**TO DO**
Rewrite the items from the first one through the one that contains "column-header-time[interactable]: Time <box>89", replacing "row-time" with "row-timestamp" and leaving everything else unchanged.

**DATASET CONTENT**
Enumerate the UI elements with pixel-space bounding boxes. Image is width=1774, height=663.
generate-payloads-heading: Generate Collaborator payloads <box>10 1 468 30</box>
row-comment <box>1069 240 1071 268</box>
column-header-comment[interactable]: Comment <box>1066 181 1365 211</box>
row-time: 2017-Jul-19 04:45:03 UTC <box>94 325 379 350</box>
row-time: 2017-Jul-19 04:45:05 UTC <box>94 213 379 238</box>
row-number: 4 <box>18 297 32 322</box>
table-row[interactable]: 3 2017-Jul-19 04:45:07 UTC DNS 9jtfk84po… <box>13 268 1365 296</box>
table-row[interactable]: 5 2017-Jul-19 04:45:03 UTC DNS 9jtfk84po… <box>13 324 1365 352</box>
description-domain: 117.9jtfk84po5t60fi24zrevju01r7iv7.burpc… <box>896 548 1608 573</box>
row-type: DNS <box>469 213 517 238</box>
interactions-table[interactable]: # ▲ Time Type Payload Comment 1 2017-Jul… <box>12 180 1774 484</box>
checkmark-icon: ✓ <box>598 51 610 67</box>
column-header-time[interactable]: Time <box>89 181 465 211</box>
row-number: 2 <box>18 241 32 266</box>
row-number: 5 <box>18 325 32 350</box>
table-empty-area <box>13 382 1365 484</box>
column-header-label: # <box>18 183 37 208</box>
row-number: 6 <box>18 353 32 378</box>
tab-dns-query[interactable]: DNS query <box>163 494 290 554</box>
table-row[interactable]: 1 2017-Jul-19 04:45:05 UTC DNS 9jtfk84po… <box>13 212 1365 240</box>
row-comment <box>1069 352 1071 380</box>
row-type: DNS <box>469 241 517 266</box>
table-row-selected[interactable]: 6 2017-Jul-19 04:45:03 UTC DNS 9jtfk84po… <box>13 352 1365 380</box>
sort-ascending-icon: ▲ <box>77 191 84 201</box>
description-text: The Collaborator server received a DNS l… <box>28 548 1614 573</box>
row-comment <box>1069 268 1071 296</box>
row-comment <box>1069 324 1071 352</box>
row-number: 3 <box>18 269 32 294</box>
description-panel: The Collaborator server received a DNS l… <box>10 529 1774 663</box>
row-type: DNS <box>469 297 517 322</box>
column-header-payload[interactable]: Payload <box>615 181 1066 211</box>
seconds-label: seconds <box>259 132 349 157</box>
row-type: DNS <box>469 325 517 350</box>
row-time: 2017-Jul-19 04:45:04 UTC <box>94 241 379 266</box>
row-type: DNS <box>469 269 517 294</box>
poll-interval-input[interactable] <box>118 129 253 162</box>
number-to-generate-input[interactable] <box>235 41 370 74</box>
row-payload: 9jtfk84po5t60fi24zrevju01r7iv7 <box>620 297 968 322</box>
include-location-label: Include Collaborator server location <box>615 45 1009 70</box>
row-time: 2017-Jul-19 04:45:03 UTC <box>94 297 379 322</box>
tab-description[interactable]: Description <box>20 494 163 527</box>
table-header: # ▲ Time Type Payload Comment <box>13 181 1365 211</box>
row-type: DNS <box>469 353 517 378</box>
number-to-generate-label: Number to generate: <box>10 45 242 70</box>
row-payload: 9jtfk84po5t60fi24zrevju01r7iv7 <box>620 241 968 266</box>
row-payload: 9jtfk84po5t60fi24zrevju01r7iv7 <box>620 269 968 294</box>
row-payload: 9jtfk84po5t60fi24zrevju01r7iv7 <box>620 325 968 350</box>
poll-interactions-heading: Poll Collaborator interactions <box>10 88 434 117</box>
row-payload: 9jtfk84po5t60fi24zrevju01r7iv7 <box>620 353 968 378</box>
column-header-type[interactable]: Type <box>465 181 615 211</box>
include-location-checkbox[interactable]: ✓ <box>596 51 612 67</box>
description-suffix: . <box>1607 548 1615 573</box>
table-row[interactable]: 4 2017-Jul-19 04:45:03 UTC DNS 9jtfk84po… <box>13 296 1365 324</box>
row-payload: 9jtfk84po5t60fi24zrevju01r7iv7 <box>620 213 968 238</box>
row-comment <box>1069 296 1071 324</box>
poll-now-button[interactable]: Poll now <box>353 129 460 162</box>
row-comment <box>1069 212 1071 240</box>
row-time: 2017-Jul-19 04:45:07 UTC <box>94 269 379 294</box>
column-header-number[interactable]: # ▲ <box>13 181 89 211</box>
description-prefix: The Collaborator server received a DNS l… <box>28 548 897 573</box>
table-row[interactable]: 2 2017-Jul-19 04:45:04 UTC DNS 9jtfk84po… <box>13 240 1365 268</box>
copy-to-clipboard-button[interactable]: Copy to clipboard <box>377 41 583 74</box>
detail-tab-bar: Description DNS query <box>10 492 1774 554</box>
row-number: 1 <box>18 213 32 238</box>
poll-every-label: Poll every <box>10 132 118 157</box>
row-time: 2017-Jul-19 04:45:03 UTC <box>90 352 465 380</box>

**REPLY**
Enumerate the UI elements with pixel-space bounding boxes. Image is width=1774, height=663.
generate-payloads-heading: Generate Collaborator payloads <box>10 1 468 30</box>
row-comment <box>1069 240 1071 268</box>
column-header-comment[interactable]: Comment <box>1066 181 1365 211</box>
row-timestamp: 2017-Jul-19 04:45:03 UTC <box>94 325 379 350</box>
row-timestamp: 2017-Jul-19 04:45:05 UTC <box>94 213 379 238</box>
row-number: 4 <box>18 297 32 322</box>
table-row[interactable]: 3 2017-Jul-19 04:45:07 UTC DNS 9jtfk84po… <box>13 268 1365 296</box>
table-row[interactable]: 5 2017-Jul-19 04:45:03 UTC DNS 9jtfk84po… <box>13 324 1365 352</box>
description-domain: 117.9jtfk84po5t60fi24zrevju01r7iv7.burpc… <box>896 548 1608 573</box>
row-type: DNS <box>469 213 517 238</box>
interactions-table[interactable]: # ▲ Time Type Payload Comment 1 2017-Jul… <box>12 180 1774 484</box>
checkmark-icon: ✓ <box>598 51 610 67</box>
column-header-time[interactable]: Time <box>89 181 465 211</box>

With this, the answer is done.